> _EXERCISE GOAL_
Out of the lines below, please list those that hold the string "distribution".
>> Begin PROVIDED DATA
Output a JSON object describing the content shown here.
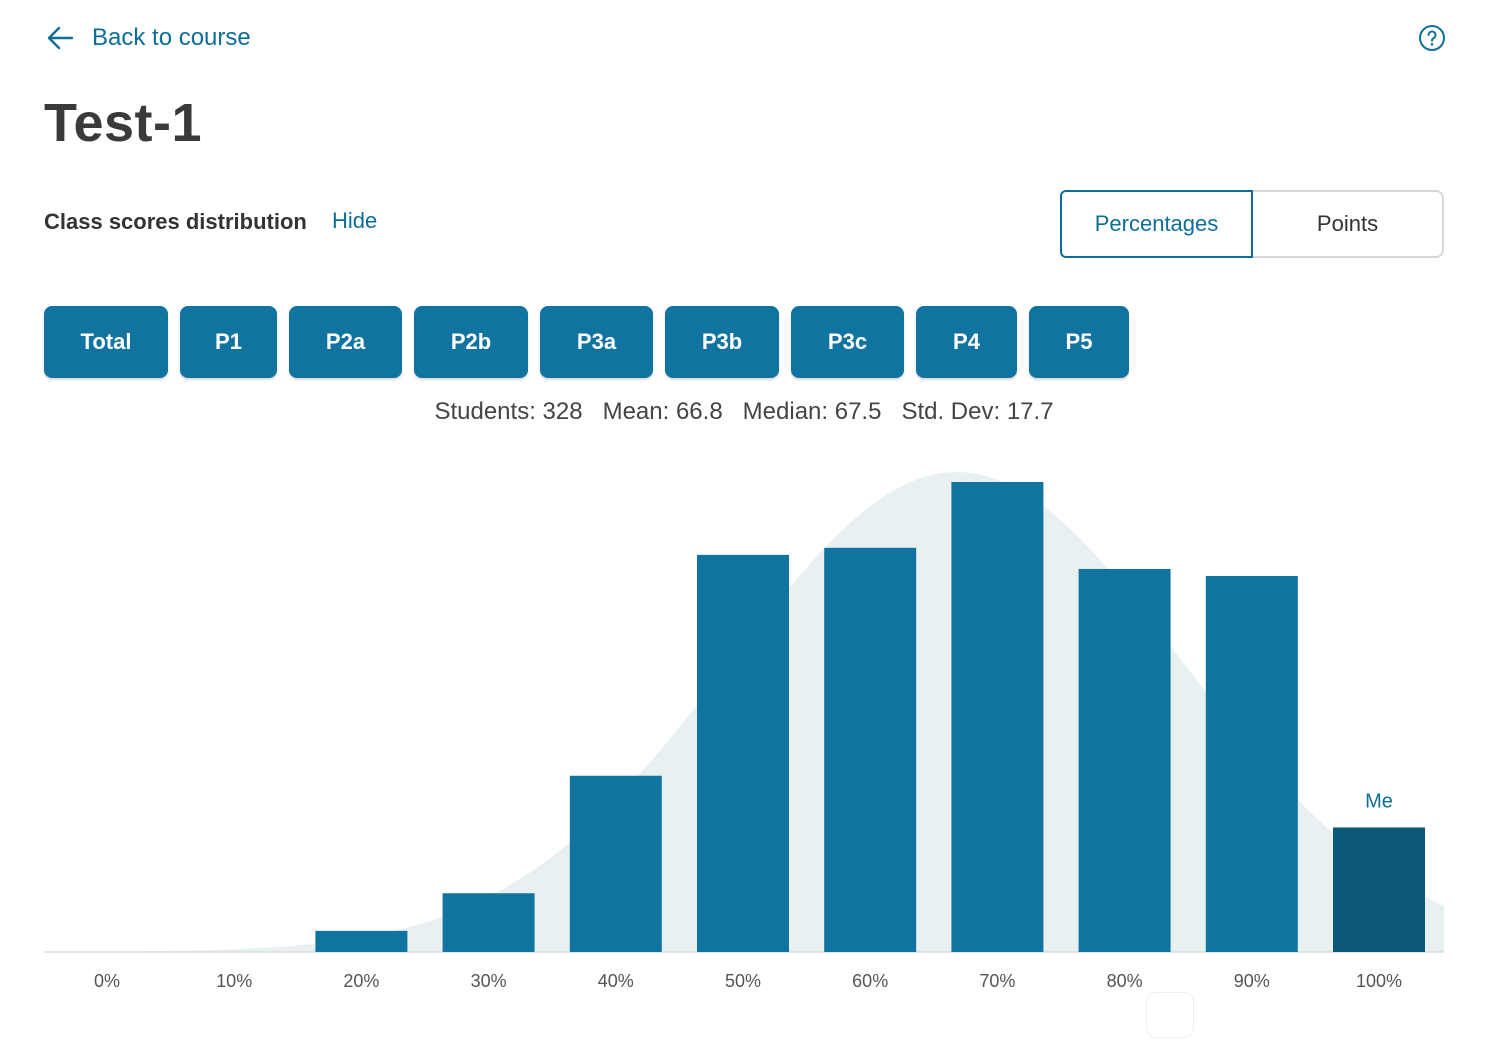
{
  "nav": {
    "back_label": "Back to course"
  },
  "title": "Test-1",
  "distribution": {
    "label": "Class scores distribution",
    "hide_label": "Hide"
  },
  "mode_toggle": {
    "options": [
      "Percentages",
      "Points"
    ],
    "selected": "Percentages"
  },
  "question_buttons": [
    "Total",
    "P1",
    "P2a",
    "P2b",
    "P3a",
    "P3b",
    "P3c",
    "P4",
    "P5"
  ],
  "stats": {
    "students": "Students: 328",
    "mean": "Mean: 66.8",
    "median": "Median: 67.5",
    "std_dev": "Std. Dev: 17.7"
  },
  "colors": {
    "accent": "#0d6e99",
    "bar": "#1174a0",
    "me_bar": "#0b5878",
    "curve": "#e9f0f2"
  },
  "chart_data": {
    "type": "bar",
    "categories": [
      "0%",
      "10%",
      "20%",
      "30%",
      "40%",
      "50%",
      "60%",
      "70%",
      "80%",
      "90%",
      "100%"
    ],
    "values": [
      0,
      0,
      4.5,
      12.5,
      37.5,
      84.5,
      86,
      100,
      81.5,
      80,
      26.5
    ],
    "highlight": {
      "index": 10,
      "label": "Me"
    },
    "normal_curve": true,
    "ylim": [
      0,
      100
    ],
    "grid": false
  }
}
>> End PROVIDED DATA
>> Begin PROVIDED DATA
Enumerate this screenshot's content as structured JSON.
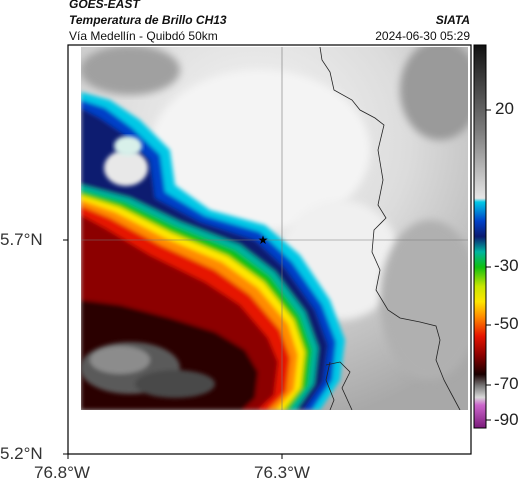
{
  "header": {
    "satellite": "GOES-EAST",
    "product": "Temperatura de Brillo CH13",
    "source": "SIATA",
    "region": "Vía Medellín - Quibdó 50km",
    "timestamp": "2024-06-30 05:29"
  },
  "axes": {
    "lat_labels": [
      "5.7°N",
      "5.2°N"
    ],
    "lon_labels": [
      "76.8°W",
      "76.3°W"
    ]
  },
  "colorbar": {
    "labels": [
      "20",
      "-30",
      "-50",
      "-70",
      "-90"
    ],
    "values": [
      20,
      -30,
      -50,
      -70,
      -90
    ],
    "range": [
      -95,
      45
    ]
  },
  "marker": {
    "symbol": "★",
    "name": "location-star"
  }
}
>> End PROVIDED DATA
> _CORRECT RESULT_
  "distribution": {
    "label": "Class scores distribution",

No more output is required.